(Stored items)
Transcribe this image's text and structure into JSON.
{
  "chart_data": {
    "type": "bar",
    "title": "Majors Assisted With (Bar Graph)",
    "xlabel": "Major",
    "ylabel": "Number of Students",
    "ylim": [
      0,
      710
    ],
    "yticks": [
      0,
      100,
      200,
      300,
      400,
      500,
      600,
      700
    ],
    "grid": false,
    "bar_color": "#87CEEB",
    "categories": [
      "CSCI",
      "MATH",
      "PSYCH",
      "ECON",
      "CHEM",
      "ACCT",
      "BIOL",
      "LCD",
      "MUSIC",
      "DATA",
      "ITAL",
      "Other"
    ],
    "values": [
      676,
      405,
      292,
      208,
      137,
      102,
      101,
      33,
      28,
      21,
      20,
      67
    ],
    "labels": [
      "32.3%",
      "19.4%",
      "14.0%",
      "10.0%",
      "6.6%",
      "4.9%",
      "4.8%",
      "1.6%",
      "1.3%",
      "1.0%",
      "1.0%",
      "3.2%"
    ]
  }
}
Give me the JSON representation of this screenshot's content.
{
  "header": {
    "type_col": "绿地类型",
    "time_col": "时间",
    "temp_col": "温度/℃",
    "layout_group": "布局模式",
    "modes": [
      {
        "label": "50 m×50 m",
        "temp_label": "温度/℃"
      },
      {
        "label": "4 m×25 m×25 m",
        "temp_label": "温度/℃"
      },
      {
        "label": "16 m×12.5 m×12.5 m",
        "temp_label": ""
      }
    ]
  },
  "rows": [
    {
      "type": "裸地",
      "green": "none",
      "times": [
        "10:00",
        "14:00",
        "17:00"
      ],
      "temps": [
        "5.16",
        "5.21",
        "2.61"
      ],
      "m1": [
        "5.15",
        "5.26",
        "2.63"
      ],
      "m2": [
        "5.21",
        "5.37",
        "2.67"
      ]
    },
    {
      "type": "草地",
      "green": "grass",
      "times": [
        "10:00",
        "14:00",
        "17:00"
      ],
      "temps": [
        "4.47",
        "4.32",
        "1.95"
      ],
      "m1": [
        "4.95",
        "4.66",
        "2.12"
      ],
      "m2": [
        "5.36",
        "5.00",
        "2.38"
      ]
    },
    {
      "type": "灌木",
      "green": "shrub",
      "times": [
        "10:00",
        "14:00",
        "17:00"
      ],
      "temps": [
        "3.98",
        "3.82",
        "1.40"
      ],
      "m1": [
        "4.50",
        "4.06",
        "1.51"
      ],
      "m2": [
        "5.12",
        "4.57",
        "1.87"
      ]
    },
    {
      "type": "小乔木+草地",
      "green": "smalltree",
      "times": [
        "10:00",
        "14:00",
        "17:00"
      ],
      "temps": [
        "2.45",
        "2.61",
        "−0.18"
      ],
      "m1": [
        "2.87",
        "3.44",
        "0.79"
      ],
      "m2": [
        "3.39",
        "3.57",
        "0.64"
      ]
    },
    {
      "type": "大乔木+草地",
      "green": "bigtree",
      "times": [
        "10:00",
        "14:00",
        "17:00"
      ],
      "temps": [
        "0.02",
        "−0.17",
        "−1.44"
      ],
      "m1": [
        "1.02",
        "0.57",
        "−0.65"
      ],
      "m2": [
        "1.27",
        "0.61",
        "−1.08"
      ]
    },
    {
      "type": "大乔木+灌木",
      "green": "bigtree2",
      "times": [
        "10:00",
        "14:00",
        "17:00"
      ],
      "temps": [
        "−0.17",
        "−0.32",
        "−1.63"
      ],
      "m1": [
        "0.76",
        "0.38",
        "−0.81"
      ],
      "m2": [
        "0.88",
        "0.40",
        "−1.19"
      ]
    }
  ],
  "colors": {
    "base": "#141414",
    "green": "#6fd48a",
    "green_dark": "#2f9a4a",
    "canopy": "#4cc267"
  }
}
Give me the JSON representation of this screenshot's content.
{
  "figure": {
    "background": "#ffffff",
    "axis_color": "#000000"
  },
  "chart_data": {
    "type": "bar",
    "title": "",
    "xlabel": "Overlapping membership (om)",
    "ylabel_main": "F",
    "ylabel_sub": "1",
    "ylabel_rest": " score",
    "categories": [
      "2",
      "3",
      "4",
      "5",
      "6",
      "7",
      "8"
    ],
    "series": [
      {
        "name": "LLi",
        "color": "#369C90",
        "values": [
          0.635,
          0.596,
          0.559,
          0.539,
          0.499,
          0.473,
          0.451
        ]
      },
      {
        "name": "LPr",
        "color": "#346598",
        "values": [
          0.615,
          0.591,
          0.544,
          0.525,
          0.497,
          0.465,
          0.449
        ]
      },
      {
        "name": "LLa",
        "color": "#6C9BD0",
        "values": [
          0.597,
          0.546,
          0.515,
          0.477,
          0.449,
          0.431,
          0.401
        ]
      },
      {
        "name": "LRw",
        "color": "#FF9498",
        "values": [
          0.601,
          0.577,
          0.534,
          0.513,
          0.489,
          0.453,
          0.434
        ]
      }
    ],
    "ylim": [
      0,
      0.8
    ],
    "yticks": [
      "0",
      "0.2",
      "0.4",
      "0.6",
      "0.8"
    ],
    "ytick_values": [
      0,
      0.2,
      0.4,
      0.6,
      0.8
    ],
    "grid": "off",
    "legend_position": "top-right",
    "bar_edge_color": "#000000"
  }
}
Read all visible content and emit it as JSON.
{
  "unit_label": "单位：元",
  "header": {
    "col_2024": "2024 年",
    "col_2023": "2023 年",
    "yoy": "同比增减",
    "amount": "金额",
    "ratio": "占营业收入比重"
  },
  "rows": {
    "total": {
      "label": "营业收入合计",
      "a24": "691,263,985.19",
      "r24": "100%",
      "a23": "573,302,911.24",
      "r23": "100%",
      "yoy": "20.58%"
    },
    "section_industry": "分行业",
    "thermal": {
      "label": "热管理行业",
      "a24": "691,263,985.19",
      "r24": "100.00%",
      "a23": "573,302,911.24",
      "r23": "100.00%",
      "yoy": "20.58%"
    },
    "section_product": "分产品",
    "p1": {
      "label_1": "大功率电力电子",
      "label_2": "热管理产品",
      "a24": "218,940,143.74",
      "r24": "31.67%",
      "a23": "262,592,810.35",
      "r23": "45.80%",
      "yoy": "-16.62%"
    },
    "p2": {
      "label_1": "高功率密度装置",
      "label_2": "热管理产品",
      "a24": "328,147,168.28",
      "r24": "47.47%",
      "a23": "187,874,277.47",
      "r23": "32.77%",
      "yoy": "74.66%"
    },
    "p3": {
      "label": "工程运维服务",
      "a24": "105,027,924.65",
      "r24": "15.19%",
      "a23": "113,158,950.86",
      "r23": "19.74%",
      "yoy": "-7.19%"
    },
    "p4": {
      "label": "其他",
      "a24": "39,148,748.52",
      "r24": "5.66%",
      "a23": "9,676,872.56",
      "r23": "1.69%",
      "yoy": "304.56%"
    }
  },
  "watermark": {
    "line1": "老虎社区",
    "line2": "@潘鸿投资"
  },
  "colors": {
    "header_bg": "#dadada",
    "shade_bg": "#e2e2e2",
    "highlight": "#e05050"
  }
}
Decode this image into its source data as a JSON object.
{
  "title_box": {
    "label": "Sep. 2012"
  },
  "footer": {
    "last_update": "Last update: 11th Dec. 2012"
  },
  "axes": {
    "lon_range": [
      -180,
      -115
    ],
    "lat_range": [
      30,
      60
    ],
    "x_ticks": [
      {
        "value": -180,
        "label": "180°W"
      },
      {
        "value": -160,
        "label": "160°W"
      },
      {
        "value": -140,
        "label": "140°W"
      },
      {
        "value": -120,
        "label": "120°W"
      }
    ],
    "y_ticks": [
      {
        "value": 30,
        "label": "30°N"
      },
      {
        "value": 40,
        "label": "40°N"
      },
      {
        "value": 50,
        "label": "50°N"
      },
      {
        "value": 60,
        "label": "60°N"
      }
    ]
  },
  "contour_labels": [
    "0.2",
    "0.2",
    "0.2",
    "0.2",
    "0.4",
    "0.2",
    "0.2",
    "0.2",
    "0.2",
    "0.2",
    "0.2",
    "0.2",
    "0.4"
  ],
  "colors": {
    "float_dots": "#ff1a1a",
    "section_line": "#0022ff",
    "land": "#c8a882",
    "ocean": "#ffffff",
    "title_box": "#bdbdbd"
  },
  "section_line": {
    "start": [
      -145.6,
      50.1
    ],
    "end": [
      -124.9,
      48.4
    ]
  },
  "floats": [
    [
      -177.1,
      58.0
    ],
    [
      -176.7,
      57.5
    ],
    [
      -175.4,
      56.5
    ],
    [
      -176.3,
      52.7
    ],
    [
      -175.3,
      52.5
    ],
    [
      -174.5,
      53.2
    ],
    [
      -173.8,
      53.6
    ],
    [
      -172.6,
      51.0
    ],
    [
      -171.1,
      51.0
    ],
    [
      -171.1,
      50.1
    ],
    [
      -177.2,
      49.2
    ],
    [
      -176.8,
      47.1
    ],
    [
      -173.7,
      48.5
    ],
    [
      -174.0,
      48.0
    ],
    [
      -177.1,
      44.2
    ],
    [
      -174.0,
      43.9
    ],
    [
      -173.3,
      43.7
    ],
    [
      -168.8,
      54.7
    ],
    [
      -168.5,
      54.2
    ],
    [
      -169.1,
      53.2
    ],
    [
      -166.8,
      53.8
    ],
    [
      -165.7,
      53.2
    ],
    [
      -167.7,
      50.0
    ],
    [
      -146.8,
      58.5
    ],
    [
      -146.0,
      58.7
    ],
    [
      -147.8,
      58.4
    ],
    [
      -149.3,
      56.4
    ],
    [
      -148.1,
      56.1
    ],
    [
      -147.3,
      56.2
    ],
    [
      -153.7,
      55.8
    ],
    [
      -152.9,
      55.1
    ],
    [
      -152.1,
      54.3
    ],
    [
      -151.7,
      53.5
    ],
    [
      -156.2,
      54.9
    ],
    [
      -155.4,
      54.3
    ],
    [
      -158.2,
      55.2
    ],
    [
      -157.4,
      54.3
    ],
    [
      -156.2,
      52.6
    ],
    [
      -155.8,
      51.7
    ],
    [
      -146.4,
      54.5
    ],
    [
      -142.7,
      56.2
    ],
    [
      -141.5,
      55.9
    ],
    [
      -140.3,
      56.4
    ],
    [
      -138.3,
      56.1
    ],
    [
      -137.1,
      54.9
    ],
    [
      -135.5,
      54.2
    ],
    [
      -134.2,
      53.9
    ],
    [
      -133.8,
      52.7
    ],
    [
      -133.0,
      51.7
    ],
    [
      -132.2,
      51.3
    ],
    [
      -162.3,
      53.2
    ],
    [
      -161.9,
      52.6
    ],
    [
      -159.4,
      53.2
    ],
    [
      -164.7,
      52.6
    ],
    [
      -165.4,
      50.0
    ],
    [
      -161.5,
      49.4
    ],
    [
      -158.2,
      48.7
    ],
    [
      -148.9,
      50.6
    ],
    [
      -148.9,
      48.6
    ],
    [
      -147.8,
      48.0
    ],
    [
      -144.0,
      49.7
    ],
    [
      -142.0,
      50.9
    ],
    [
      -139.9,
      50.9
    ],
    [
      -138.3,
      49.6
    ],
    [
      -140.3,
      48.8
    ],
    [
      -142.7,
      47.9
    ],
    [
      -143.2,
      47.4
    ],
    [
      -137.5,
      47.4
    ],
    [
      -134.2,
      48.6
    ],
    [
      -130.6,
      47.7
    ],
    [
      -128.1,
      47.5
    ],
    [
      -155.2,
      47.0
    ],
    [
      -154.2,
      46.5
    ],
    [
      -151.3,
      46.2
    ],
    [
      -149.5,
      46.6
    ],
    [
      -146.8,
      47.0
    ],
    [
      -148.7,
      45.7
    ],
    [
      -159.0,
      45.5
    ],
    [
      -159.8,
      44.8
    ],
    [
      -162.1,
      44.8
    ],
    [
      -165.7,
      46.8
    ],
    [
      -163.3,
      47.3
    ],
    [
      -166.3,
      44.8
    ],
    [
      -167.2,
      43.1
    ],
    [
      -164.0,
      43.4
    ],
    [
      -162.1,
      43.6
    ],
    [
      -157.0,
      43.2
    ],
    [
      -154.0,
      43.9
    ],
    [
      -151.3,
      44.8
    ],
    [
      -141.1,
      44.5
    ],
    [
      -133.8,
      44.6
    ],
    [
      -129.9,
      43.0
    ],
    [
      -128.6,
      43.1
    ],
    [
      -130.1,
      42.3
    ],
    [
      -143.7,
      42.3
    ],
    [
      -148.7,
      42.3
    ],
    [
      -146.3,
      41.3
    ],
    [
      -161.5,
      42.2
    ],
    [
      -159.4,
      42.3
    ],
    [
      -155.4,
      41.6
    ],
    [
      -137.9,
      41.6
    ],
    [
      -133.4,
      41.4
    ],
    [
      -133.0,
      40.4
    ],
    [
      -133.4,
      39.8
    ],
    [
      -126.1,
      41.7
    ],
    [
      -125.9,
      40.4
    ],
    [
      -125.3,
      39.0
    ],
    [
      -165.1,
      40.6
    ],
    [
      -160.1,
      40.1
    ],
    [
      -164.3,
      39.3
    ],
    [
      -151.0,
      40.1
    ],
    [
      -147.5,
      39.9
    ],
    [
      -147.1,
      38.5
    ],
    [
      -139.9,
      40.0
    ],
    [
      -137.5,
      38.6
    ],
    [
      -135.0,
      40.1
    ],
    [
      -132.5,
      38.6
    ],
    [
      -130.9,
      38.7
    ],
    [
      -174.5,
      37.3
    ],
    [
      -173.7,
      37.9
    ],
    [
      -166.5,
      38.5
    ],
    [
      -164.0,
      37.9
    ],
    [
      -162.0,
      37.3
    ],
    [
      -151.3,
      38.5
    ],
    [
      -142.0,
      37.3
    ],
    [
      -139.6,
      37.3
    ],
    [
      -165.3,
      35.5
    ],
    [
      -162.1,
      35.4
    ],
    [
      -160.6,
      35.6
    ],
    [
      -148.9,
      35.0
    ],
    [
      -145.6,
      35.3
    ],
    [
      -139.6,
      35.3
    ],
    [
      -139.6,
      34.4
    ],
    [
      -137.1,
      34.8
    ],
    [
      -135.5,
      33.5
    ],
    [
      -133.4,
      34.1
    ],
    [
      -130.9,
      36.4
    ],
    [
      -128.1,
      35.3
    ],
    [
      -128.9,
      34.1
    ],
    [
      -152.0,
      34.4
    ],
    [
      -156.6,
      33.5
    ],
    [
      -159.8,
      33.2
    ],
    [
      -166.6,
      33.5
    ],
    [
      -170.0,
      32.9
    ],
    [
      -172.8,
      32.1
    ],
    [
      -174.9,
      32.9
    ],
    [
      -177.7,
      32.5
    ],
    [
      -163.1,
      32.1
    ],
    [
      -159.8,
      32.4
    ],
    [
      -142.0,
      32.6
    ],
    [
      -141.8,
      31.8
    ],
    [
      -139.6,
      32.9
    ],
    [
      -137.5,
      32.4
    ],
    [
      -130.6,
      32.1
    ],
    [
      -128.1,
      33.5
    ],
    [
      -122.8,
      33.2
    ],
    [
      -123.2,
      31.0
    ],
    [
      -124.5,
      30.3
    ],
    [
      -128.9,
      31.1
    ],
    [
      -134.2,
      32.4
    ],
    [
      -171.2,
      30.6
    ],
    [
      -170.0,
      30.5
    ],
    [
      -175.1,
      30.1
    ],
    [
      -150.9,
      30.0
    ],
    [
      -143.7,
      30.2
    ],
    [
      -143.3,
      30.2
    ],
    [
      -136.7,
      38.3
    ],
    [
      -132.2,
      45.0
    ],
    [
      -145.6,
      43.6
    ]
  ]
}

* [Do this]
Locate the string "xlabel" in the listing above and copy every line where it occurs.

* [Exercise answer]
    "xlabel": "Major",
    "xlabel": "Overlapping membership (om)",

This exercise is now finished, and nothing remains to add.